--- RECORDS SHOWN ---

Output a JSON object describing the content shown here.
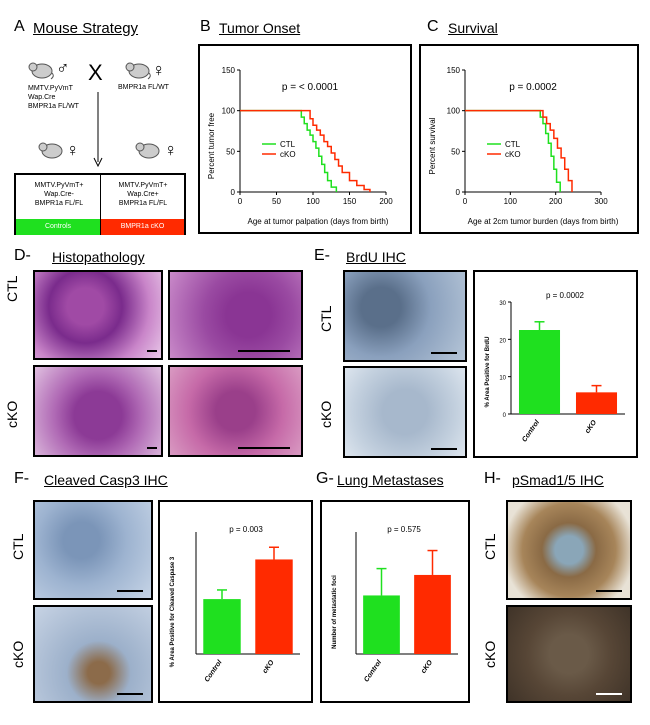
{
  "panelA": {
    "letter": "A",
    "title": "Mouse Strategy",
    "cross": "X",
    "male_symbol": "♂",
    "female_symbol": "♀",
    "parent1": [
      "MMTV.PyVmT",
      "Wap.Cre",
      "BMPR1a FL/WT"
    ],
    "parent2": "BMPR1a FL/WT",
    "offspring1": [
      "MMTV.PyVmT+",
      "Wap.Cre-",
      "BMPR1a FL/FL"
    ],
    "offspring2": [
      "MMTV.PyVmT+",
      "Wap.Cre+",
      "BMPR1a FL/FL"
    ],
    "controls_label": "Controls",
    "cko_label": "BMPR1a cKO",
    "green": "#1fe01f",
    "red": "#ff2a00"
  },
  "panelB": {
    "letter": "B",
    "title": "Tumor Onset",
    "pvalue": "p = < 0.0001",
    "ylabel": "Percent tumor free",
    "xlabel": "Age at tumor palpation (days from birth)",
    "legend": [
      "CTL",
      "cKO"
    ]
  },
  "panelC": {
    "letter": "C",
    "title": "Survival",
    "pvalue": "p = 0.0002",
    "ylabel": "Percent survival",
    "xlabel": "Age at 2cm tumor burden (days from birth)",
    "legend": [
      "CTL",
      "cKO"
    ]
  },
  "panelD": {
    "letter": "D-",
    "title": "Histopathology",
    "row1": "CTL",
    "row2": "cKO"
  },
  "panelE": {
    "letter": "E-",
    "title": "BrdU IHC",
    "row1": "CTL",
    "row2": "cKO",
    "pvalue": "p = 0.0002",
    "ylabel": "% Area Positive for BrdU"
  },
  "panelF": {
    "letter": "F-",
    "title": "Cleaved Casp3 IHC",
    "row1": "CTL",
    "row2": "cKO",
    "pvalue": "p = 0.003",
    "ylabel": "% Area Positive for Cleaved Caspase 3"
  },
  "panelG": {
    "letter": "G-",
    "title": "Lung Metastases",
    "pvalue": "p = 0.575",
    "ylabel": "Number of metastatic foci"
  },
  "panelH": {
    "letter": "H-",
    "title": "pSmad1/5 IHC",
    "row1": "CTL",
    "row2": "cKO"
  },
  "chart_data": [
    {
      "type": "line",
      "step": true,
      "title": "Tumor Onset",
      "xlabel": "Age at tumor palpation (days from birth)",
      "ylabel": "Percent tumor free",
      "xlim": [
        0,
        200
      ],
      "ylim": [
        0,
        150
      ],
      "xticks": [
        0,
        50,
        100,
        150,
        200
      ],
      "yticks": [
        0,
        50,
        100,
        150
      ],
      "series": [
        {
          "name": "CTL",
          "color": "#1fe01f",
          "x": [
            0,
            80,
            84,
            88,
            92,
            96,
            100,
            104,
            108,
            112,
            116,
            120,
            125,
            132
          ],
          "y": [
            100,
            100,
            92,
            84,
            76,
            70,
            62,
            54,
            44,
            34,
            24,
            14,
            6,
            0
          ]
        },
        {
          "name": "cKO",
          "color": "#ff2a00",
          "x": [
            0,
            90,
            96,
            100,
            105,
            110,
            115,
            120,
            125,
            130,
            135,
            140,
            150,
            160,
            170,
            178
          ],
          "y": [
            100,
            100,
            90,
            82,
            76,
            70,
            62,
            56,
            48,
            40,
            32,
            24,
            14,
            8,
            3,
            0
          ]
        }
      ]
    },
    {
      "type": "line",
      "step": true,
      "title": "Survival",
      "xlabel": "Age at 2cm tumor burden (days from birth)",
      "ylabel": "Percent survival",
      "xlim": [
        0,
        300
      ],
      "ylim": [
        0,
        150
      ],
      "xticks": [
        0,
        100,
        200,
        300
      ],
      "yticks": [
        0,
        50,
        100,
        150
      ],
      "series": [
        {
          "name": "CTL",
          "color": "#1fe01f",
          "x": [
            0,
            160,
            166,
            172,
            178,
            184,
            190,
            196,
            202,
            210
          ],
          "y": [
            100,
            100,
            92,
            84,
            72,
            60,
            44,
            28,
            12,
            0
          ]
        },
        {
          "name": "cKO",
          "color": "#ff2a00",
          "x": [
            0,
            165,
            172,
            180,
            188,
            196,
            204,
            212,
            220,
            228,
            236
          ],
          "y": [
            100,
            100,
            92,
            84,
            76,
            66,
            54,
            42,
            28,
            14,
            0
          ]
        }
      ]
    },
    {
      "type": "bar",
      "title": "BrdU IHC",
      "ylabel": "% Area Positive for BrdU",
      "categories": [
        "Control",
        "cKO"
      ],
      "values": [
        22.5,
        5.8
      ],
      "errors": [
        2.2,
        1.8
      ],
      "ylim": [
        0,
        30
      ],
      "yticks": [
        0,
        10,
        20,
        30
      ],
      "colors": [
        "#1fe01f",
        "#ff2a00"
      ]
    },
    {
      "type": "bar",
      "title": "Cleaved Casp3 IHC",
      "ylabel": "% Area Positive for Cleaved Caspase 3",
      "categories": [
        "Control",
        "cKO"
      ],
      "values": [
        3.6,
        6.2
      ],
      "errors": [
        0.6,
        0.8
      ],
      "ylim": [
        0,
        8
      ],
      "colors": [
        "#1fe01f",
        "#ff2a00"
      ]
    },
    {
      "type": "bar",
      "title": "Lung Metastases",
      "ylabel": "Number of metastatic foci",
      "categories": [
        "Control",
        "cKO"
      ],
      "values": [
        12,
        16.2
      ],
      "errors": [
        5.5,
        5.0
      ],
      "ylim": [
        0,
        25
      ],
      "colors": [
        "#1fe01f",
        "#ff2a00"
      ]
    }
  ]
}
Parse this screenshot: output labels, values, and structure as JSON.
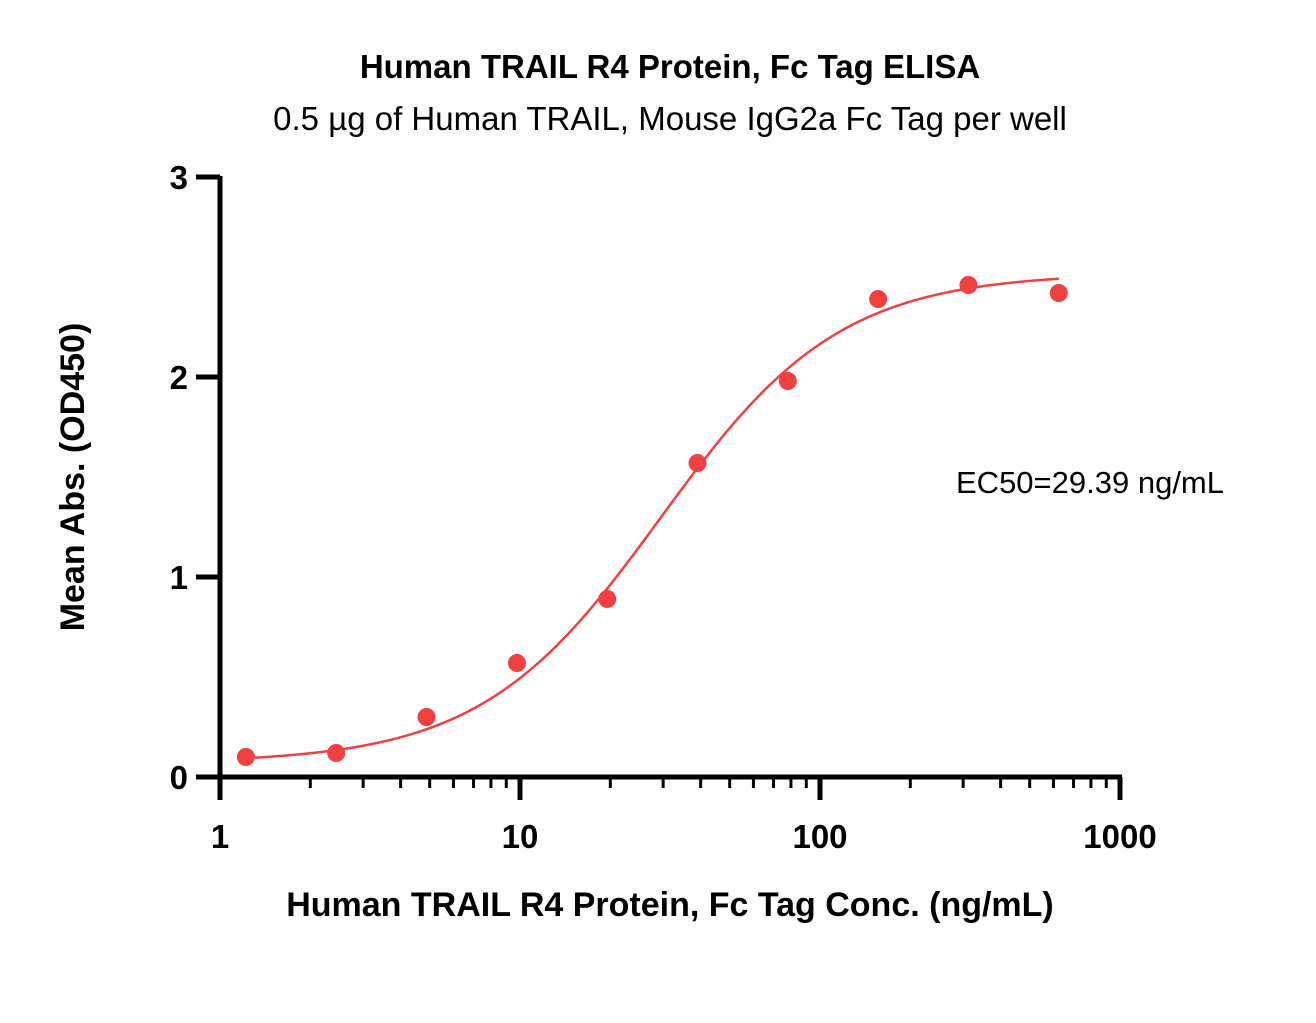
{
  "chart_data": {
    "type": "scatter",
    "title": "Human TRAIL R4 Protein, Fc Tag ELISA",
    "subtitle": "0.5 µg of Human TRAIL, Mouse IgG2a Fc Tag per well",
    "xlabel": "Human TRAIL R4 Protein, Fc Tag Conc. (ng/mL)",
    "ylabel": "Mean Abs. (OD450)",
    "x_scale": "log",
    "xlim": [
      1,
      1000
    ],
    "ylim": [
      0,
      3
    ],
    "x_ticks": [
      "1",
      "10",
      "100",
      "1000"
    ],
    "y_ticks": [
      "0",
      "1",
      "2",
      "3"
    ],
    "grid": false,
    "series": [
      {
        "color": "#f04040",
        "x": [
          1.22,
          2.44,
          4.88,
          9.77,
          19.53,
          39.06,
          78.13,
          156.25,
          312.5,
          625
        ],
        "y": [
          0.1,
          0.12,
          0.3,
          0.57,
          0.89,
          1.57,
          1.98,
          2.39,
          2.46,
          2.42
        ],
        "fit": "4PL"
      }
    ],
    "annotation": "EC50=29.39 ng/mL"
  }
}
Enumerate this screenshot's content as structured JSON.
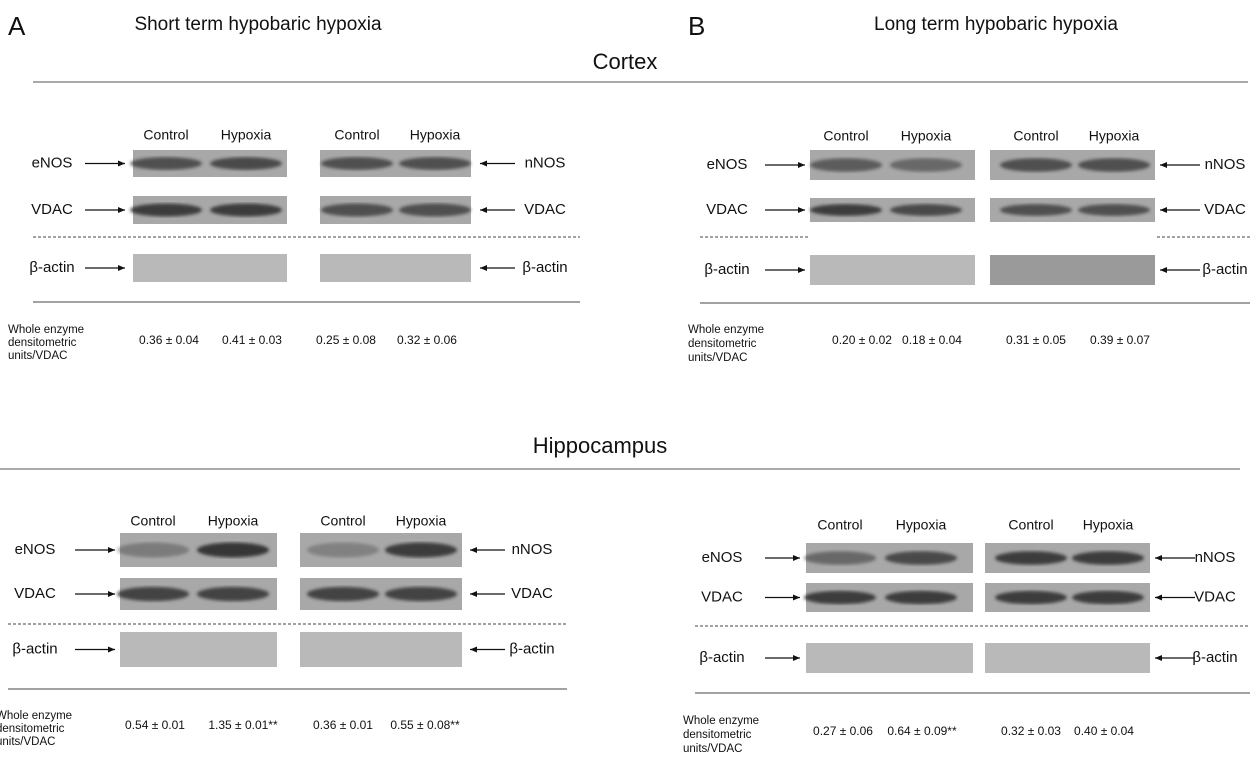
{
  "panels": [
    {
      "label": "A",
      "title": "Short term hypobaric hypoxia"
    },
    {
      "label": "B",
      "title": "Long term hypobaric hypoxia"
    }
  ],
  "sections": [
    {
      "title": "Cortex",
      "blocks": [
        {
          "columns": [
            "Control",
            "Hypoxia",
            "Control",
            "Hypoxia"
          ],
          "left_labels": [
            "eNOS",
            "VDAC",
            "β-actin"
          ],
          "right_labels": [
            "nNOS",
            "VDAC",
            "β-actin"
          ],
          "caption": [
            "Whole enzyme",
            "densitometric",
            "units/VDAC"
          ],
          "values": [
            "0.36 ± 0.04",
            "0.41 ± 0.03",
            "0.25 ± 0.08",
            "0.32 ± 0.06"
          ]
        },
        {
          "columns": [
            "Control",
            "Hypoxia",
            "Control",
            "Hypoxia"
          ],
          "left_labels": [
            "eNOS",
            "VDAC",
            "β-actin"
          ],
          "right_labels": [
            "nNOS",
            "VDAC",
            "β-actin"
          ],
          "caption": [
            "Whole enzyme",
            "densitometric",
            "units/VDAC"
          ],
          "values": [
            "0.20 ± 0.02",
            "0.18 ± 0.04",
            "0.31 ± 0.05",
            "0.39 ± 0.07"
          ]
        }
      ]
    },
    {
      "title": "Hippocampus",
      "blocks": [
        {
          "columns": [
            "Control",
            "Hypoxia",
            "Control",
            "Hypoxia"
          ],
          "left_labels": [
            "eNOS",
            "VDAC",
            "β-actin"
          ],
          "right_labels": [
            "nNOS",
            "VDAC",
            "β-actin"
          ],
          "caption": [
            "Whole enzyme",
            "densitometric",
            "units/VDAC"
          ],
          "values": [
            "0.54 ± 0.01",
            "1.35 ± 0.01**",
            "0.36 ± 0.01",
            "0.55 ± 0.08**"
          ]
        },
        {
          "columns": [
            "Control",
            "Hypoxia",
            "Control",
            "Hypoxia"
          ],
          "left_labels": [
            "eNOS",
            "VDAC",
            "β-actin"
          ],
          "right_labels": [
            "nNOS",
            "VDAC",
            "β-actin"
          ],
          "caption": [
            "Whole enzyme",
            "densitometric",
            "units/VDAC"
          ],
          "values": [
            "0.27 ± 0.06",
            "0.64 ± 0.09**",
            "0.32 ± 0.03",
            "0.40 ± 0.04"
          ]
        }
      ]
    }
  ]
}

---

◆ TASK TO CARRY OUT ◆
Starting from the records above, copy each line where the string "screenshot" is found.

◆ EXPECTED OUTPUT ◆
Parse this screenshot: output labels, values, and structure as JSON.
Enumerate this screenshot's content as structured JSON.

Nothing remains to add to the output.